* Start Material for the task *

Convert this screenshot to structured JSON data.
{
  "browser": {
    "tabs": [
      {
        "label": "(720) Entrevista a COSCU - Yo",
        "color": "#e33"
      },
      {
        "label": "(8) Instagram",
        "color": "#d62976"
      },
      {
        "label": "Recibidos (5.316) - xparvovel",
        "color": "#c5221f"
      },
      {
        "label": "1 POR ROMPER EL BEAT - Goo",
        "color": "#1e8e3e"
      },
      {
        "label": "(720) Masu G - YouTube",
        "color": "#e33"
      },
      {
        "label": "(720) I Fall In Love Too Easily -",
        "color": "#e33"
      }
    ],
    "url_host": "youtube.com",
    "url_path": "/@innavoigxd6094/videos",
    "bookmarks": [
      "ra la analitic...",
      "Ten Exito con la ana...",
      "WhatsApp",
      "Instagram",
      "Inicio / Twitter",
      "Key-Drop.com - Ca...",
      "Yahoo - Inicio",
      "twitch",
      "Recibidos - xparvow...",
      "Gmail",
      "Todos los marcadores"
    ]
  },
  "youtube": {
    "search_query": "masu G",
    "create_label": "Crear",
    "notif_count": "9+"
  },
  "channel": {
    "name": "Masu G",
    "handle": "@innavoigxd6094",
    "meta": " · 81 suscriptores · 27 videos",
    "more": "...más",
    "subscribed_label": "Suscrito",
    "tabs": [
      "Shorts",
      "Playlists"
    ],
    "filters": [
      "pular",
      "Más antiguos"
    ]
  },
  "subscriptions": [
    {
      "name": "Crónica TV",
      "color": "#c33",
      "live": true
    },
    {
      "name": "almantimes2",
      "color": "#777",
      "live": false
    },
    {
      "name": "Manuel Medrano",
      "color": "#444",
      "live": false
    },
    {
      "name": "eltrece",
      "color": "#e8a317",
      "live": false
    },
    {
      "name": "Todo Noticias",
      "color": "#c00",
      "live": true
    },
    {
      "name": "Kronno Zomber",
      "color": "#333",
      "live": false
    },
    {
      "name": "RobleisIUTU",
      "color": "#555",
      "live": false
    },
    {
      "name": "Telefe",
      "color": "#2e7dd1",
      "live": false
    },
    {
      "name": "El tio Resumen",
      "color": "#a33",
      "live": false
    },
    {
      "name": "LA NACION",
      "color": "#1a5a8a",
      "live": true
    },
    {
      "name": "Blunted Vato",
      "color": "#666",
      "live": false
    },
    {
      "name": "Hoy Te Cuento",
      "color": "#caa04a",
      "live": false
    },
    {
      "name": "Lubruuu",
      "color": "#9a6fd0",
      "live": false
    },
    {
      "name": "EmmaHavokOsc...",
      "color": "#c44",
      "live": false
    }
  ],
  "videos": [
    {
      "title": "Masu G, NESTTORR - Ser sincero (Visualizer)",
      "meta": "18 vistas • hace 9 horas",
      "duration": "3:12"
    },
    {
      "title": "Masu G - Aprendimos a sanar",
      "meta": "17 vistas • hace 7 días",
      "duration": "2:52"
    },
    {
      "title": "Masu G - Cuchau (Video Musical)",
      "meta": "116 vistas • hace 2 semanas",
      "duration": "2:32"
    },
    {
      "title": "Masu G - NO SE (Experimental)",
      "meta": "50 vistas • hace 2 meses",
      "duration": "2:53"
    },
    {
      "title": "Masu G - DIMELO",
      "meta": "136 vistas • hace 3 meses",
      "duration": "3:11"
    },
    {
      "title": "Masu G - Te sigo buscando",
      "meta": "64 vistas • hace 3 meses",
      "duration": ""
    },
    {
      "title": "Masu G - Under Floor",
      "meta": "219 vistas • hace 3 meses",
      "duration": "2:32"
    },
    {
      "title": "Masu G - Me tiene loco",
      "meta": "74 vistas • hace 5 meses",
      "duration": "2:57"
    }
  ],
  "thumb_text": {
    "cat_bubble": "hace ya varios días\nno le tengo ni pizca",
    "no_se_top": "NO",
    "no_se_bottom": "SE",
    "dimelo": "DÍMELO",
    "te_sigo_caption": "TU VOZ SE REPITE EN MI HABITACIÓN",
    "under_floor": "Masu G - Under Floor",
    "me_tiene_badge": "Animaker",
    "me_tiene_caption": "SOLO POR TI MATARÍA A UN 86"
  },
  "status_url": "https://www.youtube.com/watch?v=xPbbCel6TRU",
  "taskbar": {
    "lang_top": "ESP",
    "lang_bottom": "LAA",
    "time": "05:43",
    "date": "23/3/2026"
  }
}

* End Material for the task *

Short exercise: Extract from the data every line where "meta" shows up.

Finished answer:
    "meta": " · 81 suscriptores · 27 videos",
      "meta": "18 vistas • hace 9 horas",
      "meta": "17 vistas • hace 7 días",
      "meta": "116 vistas • hace 2 semanas",
      "meta": "50 vistas • hace 2 meses",
      "meta": "136 vistas • hace 3 meses",
      "meta": "64 vistas • hace 3 meses",
      "meta": "219 vistas • hace 3 meses",
      "meta": "74 vistas • hace 5 meses",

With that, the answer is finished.